This dev blog has been primarily focused on two different items: RPG Maker Tutorials and updates about Vidar. But today, and probably today only, I’d like to turn to a brief discussion of the law. Last week, the Supreme Court heard oral argument in Elonis, in which an individual made some pretty aggressively heinous statements in several Facebook posts. And because we’re talking about the First Amendment and whether to censor certain speech based on its content, we need to post the content rather than assigning it talismanic significance. Here is an example post that Elonis made on Facebook, concerning his ex-wife.
There’s one way to love ya but a thousand ways to kill ya,
And I’m not gonna rest until your body is a mess,
Soaked in blood and dying from all the little cuts,
Hurry up and die bitch so I can bust this nut,
All over your corpse from atop your shallow grave,
I used to be a nice guy, then you became a slut,
I guess it’s not your fault you liked your daddy raped you,
So hurry up and die, bitch, so I can forgive you
There are several other similar posts, but you get the idea. Elonis was convicted under 18 USC 875 which provides for imprisonment of no more than 5 years if a person transmits a threat to injure another.
Ok, wait, why are we talking about this on The Iron Shoe? Because in some ways, it’s gaming news. Polygon has not only written an article on the matter, they’ve already been criticized by GamerGaters for the article. There are a lot of gamers who are very protective of their right to trash-talk (deservedly so), and there are a lot of Call of Duty players concerned about their ability to convey just how much they’ve slept with their opponent’s mom (maybe a little less deservedly). At the risk of offending everyone, this is what happens when non-lawyers talk about the law – details get lost, and people lose their damn minds. So let’s set the record straight:
- This case isn’t about whether a post on Facebook is protected under the First Amendment. The Supreme Court has never suggested that it would treat Facebook different than any other speech – speech on a sidewalk, speech in a book, speech through art, speech on TV, speech in any other corner of the Internet. And this case categorically won’t change that. Regardless of how the Supreme Court decides this case, the question of “is shit talking on the Internet still a First Amendment right?” remains untouched.
- This case is about context, but not the way Polygon suggests. Polygon is correct that this case is about context, but not in the way presented. It’s far less about where Facebook lands in a forum analysis (that is, whether Facebook is more like a sidewalk or more like a face to face communication). It is entirely about two possible tests – the “objective” test or the “subjective” test.

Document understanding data
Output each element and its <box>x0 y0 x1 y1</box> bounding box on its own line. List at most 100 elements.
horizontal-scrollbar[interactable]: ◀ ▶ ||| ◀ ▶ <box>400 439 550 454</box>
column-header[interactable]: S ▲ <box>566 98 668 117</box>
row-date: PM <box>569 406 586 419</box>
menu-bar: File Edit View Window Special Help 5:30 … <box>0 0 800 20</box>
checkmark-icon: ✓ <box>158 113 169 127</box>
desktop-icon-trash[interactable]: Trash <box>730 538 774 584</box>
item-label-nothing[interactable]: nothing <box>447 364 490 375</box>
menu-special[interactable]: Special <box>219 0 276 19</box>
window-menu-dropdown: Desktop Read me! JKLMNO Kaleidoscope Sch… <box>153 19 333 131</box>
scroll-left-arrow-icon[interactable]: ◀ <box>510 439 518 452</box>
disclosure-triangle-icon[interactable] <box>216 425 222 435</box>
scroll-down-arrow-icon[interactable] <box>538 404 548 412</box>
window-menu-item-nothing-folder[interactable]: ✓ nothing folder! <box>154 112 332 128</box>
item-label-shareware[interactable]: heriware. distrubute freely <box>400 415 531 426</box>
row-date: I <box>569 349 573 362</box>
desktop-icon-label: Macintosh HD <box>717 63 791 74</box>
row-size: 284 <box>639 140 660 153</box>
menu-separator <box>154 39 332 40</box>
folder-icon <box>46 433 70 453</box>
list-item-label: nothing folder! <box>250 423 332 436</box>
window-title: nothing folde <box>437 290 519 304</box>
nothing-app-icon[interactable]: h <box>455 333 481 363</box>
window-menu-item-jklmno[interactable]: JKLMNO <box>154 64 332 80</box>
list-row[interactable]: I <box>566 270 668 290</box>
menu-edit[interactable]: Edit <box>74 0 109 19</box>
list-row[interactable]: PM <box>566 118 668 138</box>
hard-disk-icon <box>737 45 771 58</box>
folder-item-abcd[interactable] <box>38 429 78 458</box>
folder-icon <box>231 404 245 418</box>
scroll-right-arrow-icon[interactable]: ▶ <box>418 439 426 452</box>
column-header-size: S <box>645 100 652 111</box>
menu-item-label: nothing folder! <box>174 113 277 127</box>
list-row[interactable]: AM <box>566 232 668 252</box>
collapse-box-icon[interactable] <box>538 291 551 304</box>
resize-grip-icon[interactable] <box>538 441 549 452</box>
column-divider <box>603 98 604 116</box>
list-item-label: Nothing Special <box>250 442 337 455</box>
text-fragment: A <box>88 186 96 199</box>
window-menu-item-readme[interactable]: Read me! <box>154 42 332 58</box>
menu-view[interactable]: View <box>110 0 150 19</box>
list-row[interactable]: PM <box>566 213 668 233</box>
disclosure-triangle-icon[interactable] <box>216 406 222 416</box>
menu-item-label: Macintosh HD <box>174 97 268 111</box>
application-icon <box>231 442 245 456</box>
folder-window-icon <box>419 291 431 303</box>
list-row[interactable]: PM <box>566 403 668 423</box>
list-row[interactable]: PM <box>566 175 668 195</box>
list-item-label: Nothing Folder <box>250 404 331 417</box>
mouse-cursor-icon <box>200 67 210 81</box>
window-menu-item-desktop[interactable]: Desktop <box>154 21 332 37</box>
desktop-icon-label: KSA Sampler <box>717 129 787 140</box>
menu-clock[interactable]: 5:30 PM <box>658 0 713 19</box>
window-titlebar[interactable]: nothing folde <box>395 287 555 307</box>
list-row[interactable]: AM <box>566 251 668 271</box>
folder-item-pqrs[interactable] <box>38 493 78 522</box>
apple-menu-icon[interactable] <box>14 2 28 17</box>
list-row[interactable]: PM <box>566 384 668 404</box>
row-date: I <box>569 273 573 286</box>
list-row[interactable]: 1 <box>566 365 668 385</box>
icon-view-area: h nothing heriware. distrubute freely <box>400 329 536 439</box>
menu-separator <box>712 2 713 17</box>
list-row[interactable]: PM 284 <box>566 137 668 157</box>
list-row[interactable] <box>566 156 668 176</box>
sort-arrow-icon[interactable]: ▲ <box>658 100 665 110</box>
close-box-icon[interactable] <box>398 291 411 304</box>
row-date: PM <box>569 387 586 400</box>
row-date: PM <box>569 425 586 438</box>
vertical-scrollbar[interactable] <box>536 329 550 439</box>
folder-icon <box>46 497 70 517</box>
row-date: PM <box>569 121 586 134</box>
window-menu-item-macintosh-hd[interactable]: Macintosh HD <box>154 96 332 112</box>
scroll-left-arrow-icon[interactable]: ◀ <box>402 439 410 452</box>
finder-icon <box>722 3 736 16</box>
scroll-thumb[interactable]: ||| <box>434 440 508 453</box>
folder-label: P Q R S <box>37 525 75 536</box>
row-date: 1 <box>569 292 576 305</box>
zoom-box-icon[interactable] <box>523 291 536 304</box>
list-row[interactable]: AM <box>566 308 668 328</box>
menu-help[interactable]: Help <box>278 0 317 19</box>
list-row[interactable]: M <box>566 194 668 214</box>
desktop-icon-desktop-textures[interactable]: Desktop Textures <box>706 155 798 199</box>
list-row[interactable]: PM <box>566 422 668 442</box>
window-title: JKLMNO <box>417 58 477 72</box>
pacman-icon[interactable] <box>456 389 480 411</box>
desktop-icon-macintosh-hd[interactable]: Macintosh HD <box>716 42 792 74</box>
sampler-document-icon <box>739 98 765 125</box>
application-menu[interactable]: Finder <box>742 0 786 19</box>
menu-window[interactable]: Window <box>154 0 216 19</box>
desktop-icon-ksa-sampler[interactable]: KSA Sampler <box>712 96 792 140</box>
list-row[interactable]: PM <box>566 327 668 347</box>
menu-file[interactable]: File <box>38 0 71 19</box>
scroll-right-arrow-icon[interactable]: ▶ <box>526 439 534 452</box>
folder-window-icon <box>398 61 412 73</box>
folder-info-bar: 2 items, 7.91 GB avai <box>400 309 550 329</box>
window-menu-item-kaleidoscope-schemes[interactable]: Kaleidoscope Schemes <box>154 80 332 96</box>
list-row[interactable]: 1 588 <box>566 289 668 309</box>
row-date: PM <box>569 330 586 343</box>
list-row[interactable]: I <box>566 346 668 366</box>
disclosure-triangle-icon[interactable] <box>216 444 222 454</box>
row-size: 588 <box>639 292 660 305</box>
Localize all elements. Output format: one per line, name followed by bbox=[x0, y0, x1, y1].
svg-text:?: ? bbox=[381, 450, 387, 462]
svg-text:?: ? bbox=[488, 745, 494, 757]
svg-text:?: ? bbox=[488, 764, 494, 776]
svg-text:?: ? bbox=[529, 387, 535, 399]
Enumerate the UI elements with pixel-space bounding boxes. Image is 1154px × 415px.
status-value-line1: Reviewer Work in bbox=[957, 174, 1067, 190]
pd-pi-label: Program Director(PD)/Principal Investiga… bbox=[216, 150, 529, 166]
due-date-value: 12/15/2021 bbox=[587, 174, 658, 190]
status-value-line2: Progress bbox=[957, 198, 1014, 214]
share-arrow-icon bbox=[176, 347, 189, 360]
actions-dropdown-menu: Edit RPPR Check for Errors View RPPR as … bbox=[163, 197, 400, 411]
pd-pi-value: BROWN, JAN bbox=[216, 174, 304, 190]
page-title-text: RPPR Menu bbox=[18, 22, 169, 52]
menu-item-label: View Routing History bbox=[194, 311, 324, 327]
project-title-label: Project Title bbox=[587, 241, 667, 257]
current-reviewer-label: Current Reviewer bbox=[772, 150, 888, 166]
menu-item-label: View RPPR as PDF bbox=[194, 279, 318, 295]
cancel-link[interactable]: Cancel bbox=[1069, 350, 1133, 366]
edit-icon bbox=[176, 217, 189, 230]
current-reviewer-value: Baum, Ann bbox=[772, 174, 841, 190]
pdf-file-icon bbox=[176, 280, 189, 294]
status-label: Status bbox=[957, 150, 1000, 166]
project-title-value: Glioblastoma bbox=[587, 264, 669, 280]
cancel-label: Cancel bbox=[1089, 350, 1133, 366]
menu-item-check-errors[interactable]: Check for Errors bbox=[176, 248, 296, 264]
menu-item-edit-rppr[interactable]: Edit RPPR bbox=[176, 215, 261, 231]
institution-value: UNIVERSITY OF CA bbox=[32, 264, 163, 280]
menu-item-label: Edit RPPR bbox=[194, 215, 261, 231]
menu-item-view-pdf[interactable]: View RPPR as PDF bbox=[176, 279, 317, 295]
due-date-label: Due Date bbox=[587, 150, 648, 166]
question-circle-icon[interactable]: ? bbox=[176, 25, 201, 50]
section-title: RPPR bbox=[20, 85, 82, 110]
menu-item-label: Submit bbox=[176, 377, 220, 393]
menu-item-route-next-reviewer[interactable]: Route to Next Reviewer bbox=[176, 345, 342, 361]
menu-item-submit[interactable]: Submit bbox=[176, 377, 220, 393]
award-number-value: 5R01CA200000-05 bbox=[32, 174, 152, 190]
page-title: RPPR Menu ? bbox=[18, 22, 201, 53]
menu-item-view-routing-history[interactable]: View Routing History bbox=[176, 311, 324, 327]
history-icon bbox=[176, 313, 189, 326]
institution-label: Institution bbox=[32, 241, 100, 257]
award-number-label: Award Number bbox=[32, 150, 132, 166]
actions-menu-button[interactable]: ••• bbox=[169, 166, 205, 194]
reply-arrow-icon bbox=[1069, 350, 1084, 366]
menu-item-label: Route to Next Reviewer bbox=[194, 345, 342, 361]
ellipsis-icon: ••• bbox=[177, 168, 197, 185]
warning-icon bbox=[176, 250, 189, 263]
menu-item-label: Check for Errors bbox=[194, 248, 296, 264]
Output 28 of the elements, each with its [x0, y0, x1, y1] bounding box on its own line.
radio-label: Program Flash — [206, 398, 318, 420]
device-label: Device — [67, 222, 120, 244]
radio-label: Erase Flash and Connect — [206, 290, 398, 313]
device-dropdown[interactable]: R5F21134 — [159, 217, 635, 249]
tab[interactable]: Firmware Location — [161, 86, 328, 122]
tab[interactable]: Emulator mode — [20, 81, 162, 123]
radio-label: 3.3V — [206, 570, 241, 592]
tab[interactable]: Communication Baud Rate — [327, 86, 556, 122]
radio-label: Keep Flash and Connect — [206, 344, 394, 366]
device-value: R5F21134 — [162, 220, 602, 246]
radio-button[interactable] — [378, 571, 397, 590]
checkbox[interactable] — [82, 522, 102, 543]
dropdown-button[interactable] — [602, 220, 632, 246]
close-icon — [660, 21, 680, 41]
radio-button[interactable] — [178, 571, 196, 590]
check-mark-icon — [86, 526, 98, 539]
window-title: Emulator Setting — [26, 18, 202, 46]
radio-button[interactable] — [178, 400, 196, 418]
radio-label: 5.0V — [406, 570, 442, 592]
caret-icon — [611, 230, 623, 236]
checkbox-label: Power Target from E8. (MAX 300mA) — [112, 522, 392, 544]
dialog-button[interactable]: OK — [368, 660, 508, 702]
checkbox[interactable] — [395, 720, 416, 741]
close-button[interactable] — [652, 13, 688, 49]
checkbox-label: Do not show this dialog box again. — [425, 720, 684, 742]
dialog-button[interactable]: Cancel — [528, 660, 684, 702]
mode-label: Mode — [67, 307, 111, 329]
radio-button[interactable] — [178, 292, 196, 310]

* Problems and tasks *
[A] List the places or forms of speech that the blog post on the Elonis case names as ones the Supreme Court has never suggested treating differently from Facebook.
[B] According to the blog post on the Elonis case, what is the maximum prison term under the statute Elonis was convicted under?

* Results for each task *
[A]
- Speech on a sidewalk
- Speech in a book
- Speech through art
- Speech on TV
- Speech in any other corner of the Internet

[B] No more than 5 years, under 18 USC 875.